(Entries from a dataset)
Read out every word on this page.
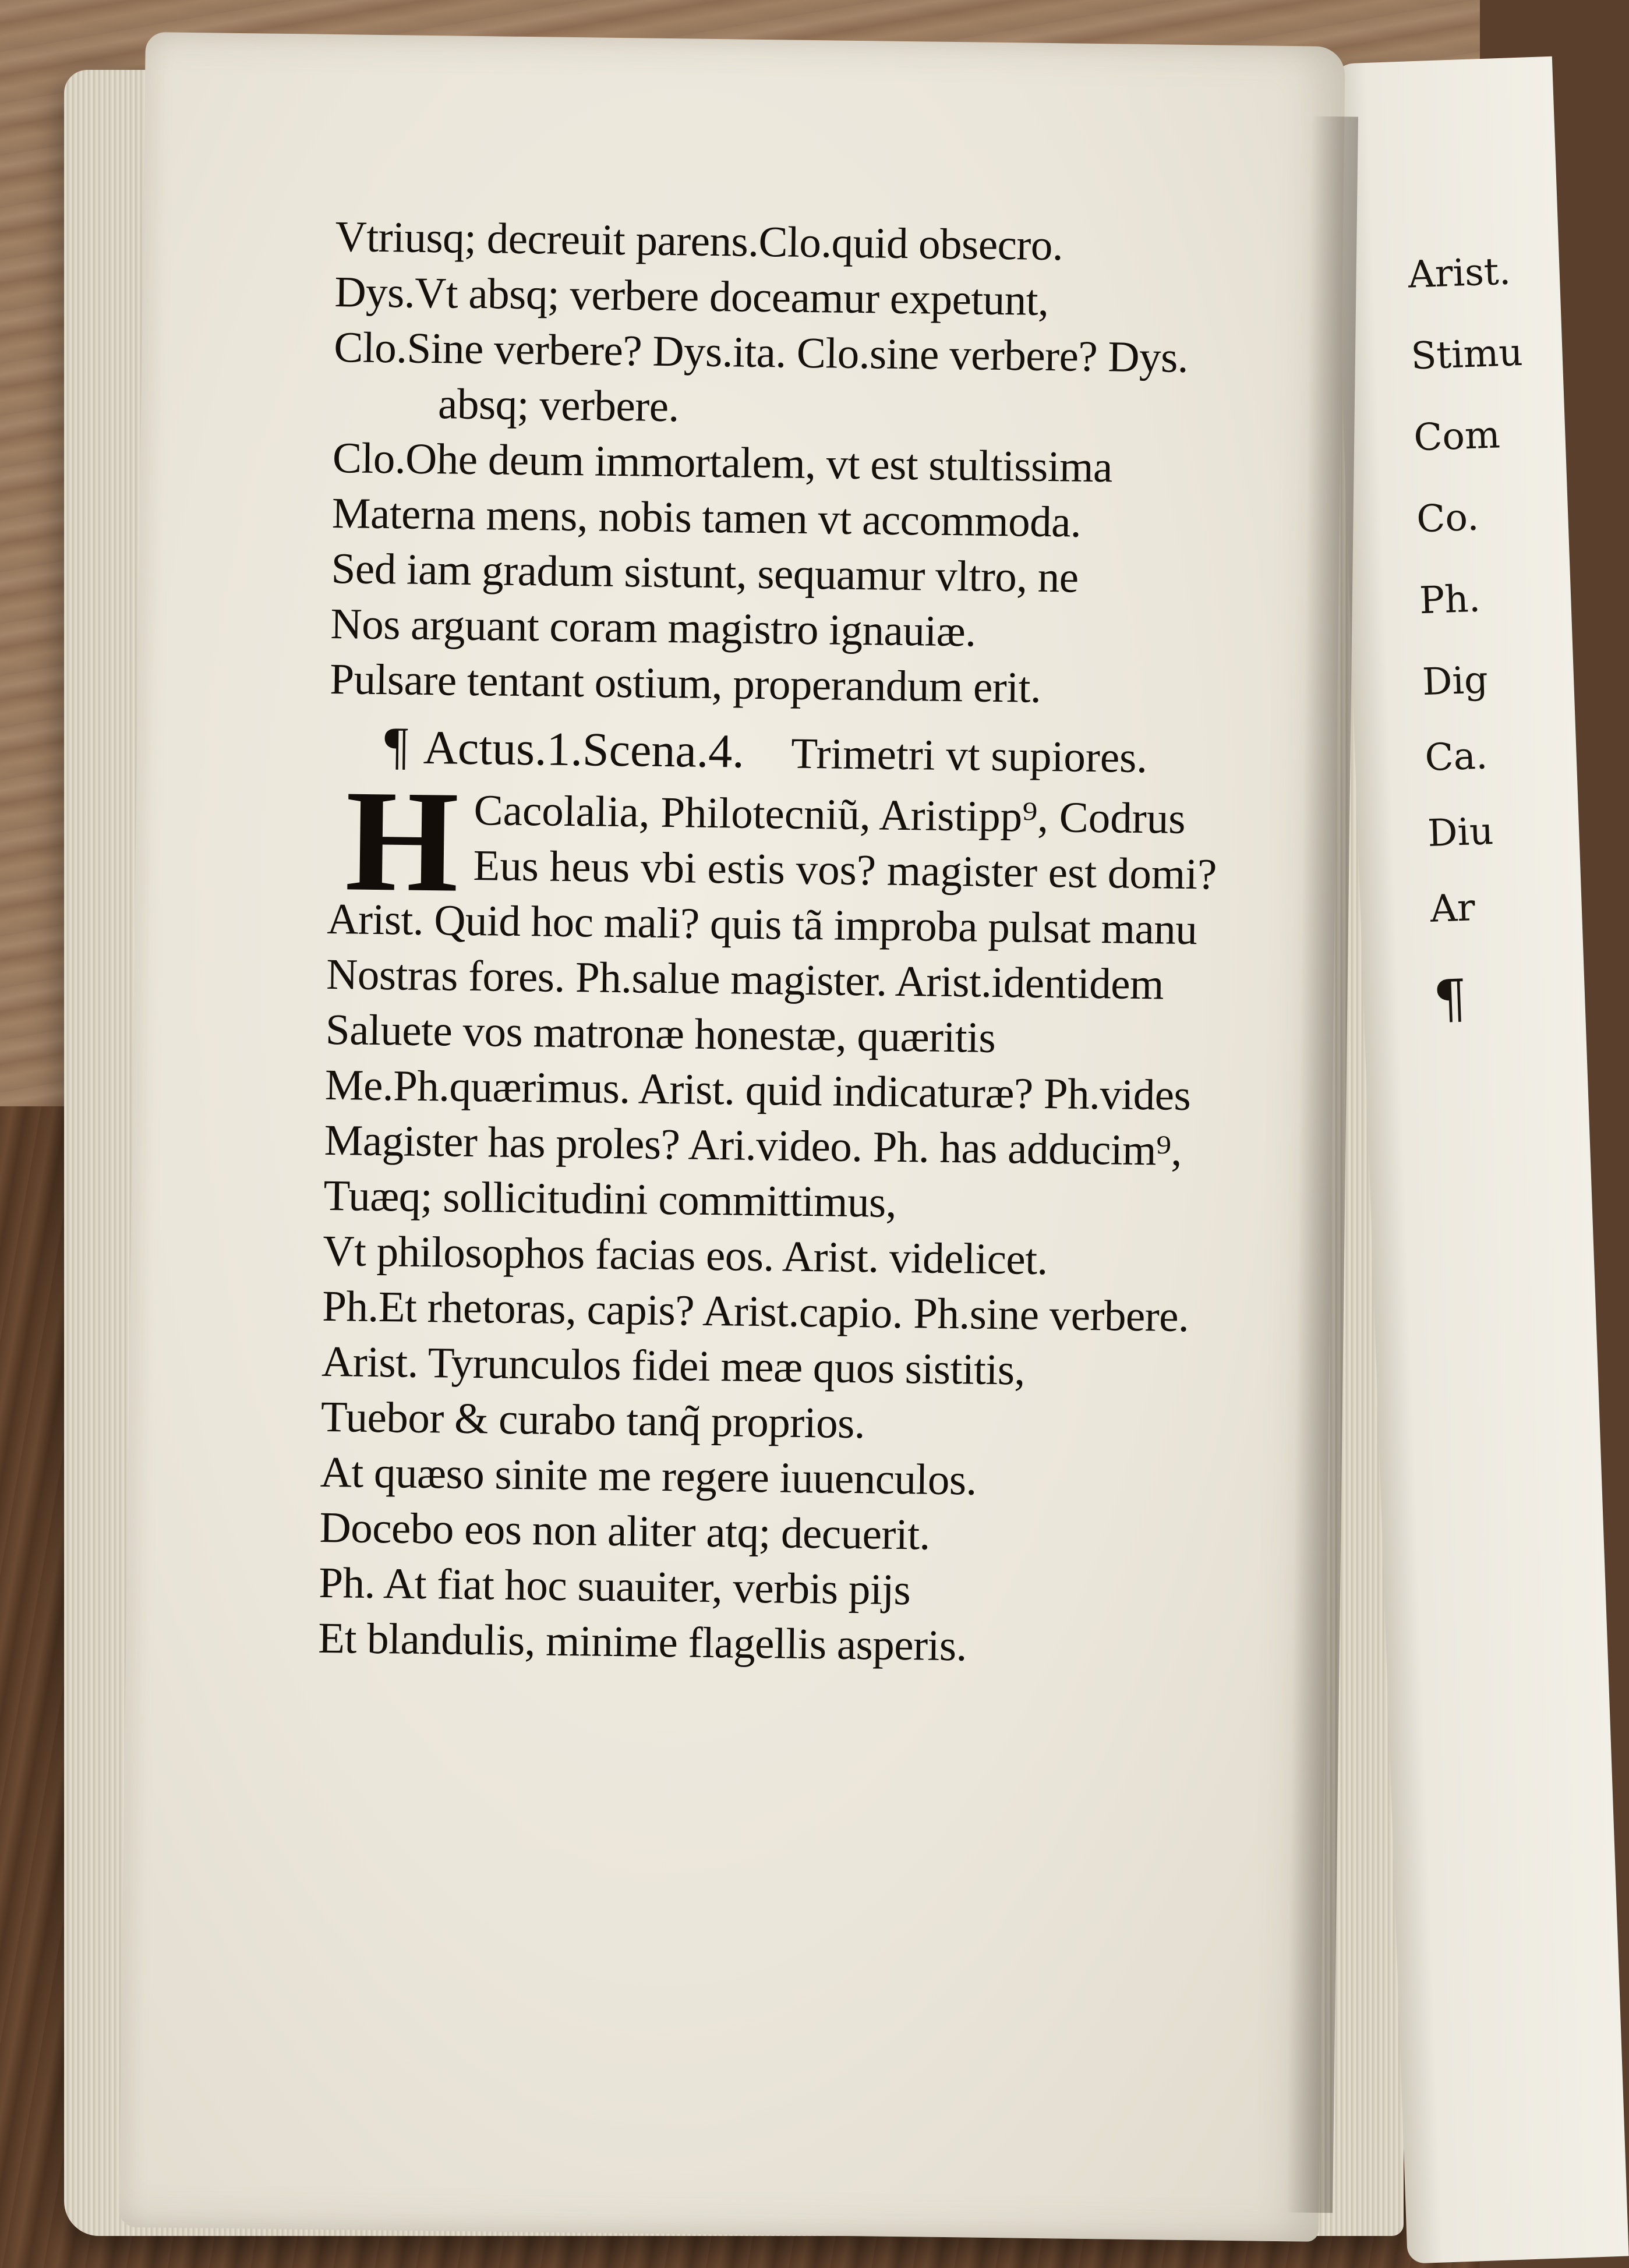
Arist.
Stimu
Com
Co.
Ph.
Dig
Ca.
Diu
Ar
¶
Vtriusq; decreuit parens.Clo.quid obsecro.
Dys.Vt absq; verbere doceamur expetunt,
Clo.Sine verbere? Dys.ita. Clo.sine verbere? Dys.
absq; verbere.
Clo.Ohe deum immortalem, vt est stultissima
Materna mens, nobis tamen vt accommoda.
Sed iam gradum sistunt, sequamur vltro, ne
Nos arguant coram magistro ignauiæ.
Pulsare tentant ostium, properandum erit.
¶ Actus.1.Scena.4. Trimetri vt supiores.
H Cacolalia, Philotecniũ, Aristipp⁹, Codrus
Eus heus vbi estis vos? magister est domi?
Arist. Quid hoc mali? quis tã improba pulsat manu
Nostras fores. Ph.salue magister. Arist.identidem
Saluete vos matronæ honestæ, quæritis
Me.Ph.quærimus. Arist. quid indicaturæ? Ph.vides
Magister has proles? Ari.video. Ph. has adducim⁹,
Tuæq; sollicitudini committimus,
Vt philosophos facias eos. Arist. videlicet.
Ph.Et rhetoras, capis? Arist.capio. Ph.sine verbere.
Arist. Tyrunculos fidei meæ quos sistitis,
Tuebor & curabo tanq̃ proprios.
At quæso sinite me regere iuuenculos.
Docebo eos non aliter atq; decuerit.
Ph. At fiat hoc suauiter, verbis pijs
Et blandulis, minime flagellis asperis.
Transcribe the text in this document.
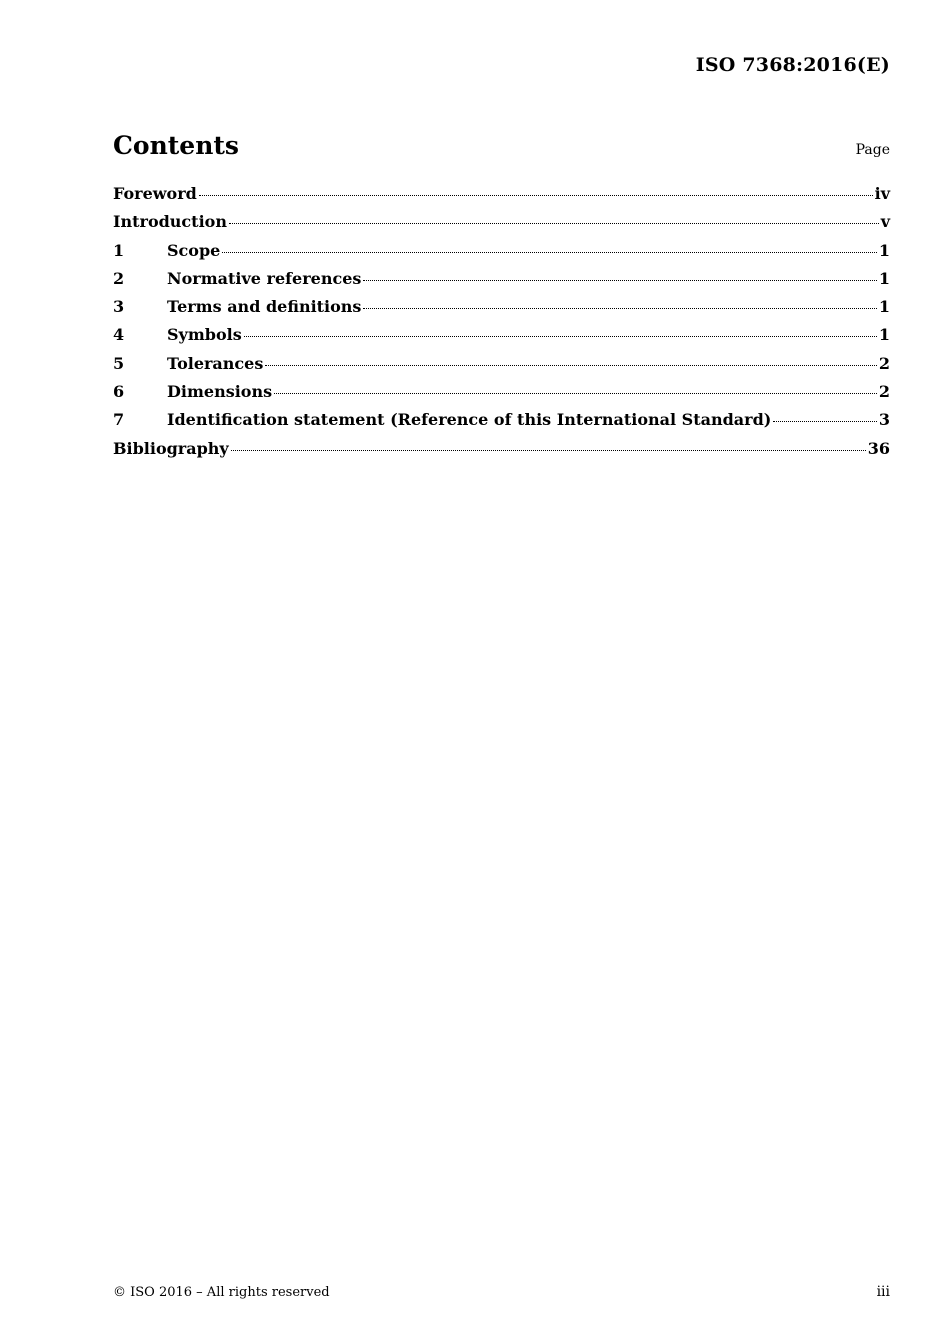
ISO 7368:2016(E)
Contents	Page
Foreword	iv
Introduction	v
1	Scope	1
2	Normative references	1
3	Terms and definitions	1
4	Symbols	1
5	Tolerances	2
6	Dimensions	2
7	Identification statement (Reference of this International Standard)	3
Bibliography	36
© ISO 2016 – All rights reserved	iii
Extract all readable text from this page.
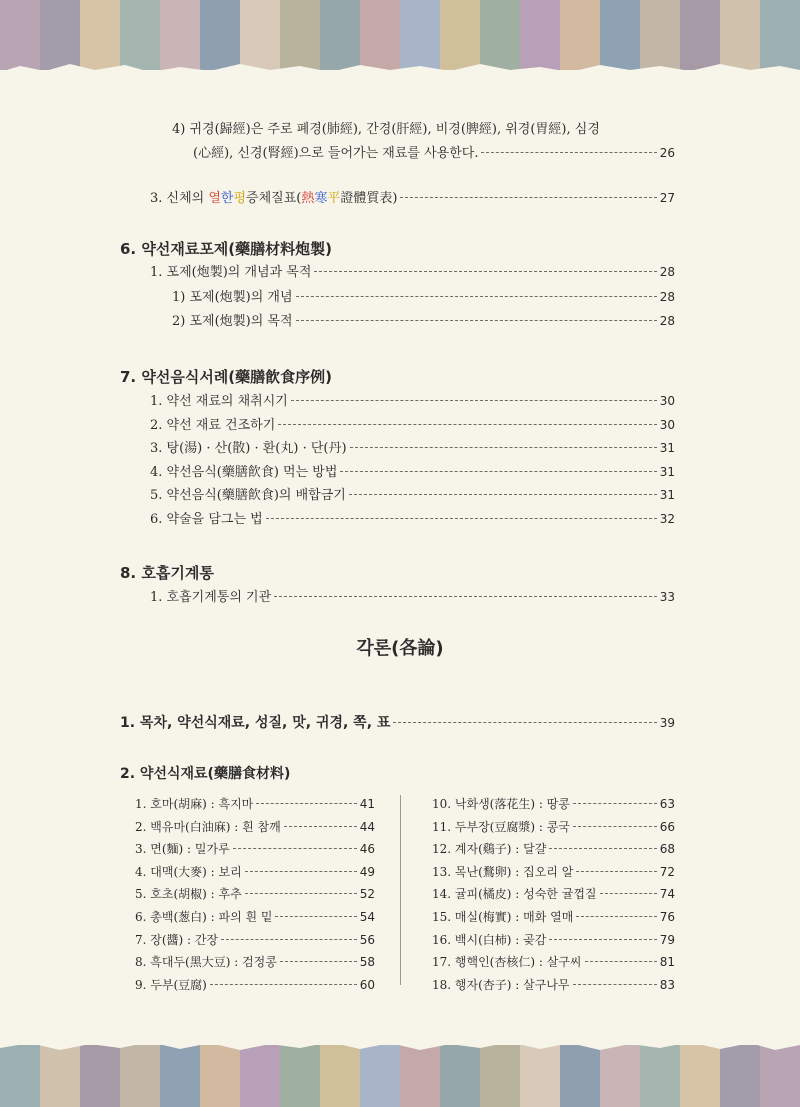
4) 귀경(歸經)은 주로 폐경(肺經), 간경(肝經), 비경(脾經), 위경(胃經), 심경
(心經), 신경(腎經)으로 들어가는 재료를 사용한다.	26
3. 신체의 열한평증체질표(熱寒平證體質表)	27
6. 약선재료포제(藥膳材料炮製)
1. 포제(炮製)의 개념과 목적	28
1) 포제(炮製)의 개념	28
2) 포제(炮製)의 목적	28
7. 약선음식서례(藥膳飮食序例)
1. 약선 재료의 채취시기	30
2. 약선 재료 건조하기	30
3. 탕(湯) · 산(散) · 환(丸) · 단(丹)	31
4. 약선음식(藥膳飮食) 먹는 방법	31
5. 약선음식(藥膳飮食)의 배합금기	31
6. 약술을 담그는 법	32
8. 호흡기계통
1. 호흡기계통의 기관	33
각론(各論)
1. 목차, 약선식재료, 성질, 맛, 귀경, 쪽, 표	39
2. 약선식재료(藥膳食材料)
1. 호마(胡麻) : 흑지마	41
2. 백유마(白油麻) : 흰 참깨	44
3. 면(麵) : 밀가루	46
4. 대맥(大麥) : 보리	49
5. 호초(胡椒) : 후추	52
6. 총백(葱白) : 파의 흰 밑	54
7. 장(醬) : 간장	56
8. 흑대두(黑大豆) : 검정콩	58
9. 두부(豆腐)	60
10. 낙화생(落花生) : 땅콩	63
11. 두부장(豆腐漿) : 콩국	66
12. 계자(鷄子) : 달걀	68
13. 목난(鶩卵) : 집오리 알	72
14. 귤피(橘皮) : 성숙한 귤껍질	74
15. 매실(梅實) : 매화 열매	76
16. 백시(白柿) : 곶감	79
17. 행핵인(杏核仁) : 살구씨	81
18. 행자(杏子) : 살구나무	83
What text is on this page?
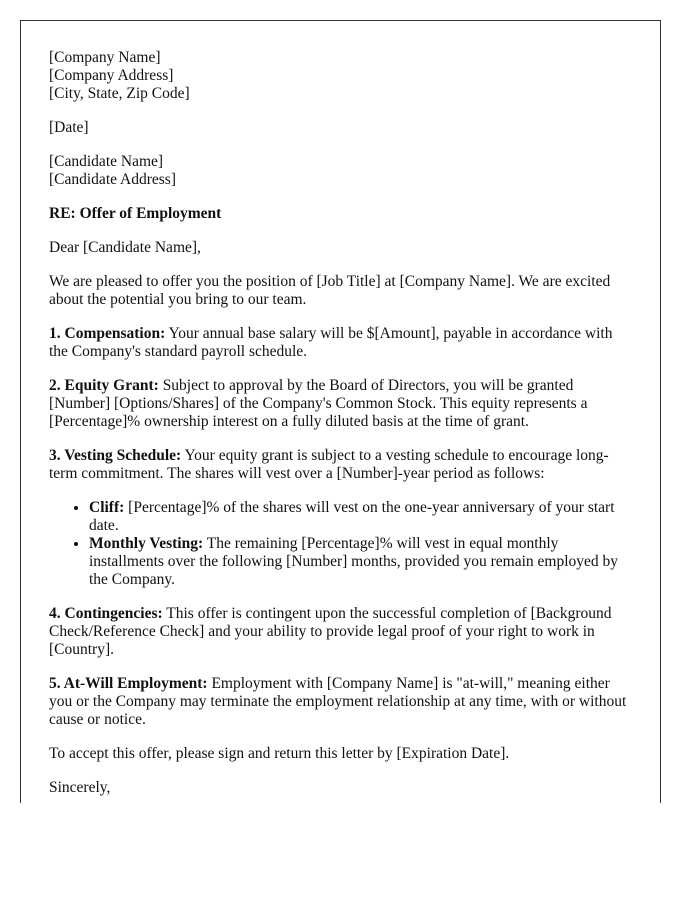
[Company Name]
[Company Address]
[City, State, Zip Code]

[Date]

[Candidate Name]
[Candidate Address]

RE: Offer of Employment

Dear [Candidate Name],

We are pleased to offer you the position of [Job Title] at [Company Name]. We are excited about the potential you bring to our team.

1. Compensation: Your annual base salary will be $[Amount], payable in accordance with the Company's standard payroll schedule.

2. Equity Grant: Subject to approval by the Board of Directors, you will be granted [Number] [Options/Shares] of the Company's Common Stock. This equity represents a [Percentage]% ownership interest on a fully diluted basis at the time of grant.

3. Vesting Schedule: Your equity grant is subject to a vesting schedule to encourage long-term commitment. The shares will vest over a [Number]-year period as follows:

• Cliff: [Percentage]% of the shares will vest on the one-year anniversary of your start date.
• Monthly Vesting: The remaining [Percentage]% will vest in equal monthly installments over the following [Number] months, provided you remain employed by the Company.

4. Contingencies: This offer is contingent upon the successful completion of [Background Check/Reference Check] and your ability to provide legal proof of your right to work in [Country].

5. At-Will Employment: Employment with [Company Name] is "at-will," meaning either you or the Company may terminate the employment relationship at any time, with or without cause or notice.

To accept this offer, please sign and return this letter by [Expiration Date].

Sincerely,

__Written problem__. Do not include images; quote all of the entries above exactly.

__Solution for this problem__.
Read out every word on this page.
Arist.
Stimu
Com
Co.
Ph.
Dig
Ca.
Diu
Ar
¶
Vtriusq; decreuit parens.Clo.quid obsecro.
Dys.Vt absq; verbere doceamur expetunt,
Clo.Sine verbere? Dys.ita. Clo.sine verbere? Dys.
absq; verbere.
Clo.Ohe deum immortalem, vt est stultissima
Materna mens, nobis tamen vt accommoda.
Sed iam gradum sistunt, sequamur vltro, ne
Nos arguant coram magistro ignauiæ.
Pulsare tentant ostium, properandum erit.
¶ Actus.1.Scena.4. Trimetri vt supiores.
H Cacolalia, Philotecniũ, Aristipp⁹, Codrus
Eus heus vbi estis vos? magister est domi?
Arist. Quid hoc mali? quis tã improba pulsat manu
Nostras fores. Ph.salue magister. Arist.identidem
Saluete vos matronæ honestæ, quæritis
Me.Ph.quærimus. Arist. quid indicaturæ? Ph.vides
Magister has proles? Ari.video. Ph. has adducim⁹,
Tuæq; sollicitudini committimus,
Vt philosophos facias eos. Arist. videlicet.
Ph.Et rhetoras, capis? Arist.capio. Ph.sine verbere.
Arist. Tyrunculos fidei meæ quos sistitis,
Tuebor & curabo tanq̃ proprios.
At quæso sinite me regere iuuenculos.
Docebo eos non aliter atq; decuerit.
Ph. At fiat hoc suauiter, verbis pijs
Et blandulis, minime flagellis asperis.
Transcribe the text in this document.
ISO 7368:2016(E)
Contents	Page
Foreword	iv
Introduction	v
1	Scope	1
2	Normative references	1
3	Terms and definitions	1
4	Symbols	1
5	Tolerances	2
6	Dimensions	2
7	Identification statement (Reference of this International Standard)	3
Bibliography	36
© ISO 2016 – All rights reserved	iii
Extract all readable text from this page.
4) 귀경(歸經)은 주로 폐경(肺經), 간경(肝經), 비경(脾經), 위경(胃經), 심경
(心經), 신경(腎經)으로 들어가는 재료를 사용한다.	26
3. 신체의 열한평증체질표(熱寒平證體質表)	27
6. 약선재료포제(藥膳材料炮製)
1. 포제(炮製)의 개념과 목적	28
1) 포제(炮製)의 개념	28
2) 포제(炮製)의 목적	28
7. 약선음식서례(藥膳飮食序例)
1. 약선 재료의 채취시기	30
2. 약선 재료 건조하기	30
3. 탕(湯) · 산(散) · 환(丸) · 단(丹)	31
4. 약선음식(藥膳飮食) 먹는 방법	31
5. 약선음식(藥膳飮食)의 배합금기	31
6. 약술을 담그는 법	32
8. 호흡기계통
1. 호흡기계통의 기관	33
각론(各論)
1. 목차, 약선식재료, 성질, 맛, 귀경, 쪽, 표	39
2. 약선식재료(藥膳食材料)
1. 호마(胡麻) : 흑지마	41
2. 백유마(白油麻) : 흰 참깨	44
3. 면(麵) : 밀가루	46
4. 대맥(大麥) : 보리	49
5. 호초(胡椒) : 후추	52
6. 총백(葱白) : 파의 흰 밑	54
7. 장(醬) : 간장	56
8. 흑대두(黑大豆) : 검정콩	58
9. 두부(豆腐)	60
10. 낙화생(落花生) : 땅콩	63
11. 두부장(豆腐漿) : 콩국	66
12. 계자(鷄子) : 달걀	68
13. 목난(鶩卵) : 집오리 알	72
14. 귤피(橘皮) : 성숙한 귤껍질	74
15. 매실(梅實) : 매화 열매	76
16. 백시(白柿) : 곶감	79
17. 행핵인(杏核仁) : 살구씨	81
18. 행자(杏子) : 살구나무	83
What text is on this page?
[Company Name]
[Company Address]
[City, State, Zip Code]

[Date]

[Candidate Name]
[Candidate Address]

RE: Offer of Employment

Dear [Candidate Name],

We are pleased to offer you the position of [Job Title] at [Company Name]. We are excited about the potential you bring to our team.

1. Compensation: Your annual base salary will be $[Amount], payable in accordance with the Company's standard payroll schedule.

2. Equity Grant: Subject to approval by the Board of Directors, you will be granted [Number] [Options/Shares] of the Company's Common Stock. This equity represents a [Percentage]% ownership interest on a fully diluted basis at the time of grant.

3. Vesting Schedule: Your equity grant is subject to a vesting schedule to encourage long-term commitment. The shares will vest over a [Number]-year period as follows:

• Cliff: [Percentage]% of the shares will vest on the one-year anniversary of your start date.
• Monthly Vesting: The remaining [Percentage]% will vest in equal monthly installments over the following [Number] months, provided you remain employed by the Company.

4. Contingencies: This offer is contingent upon the successful completion of [Background Check/Reference Check] and your ability to provide legal proof of your right to work in [Country].

5. At-Will Employment: Employment with [Company Name] is "at-will," meaning either you or the Company may terminate the employment relationship at any time, with or without cause or notice.

To accept this offer, please sign and return this letter by [Expiration Date].

Sincerely,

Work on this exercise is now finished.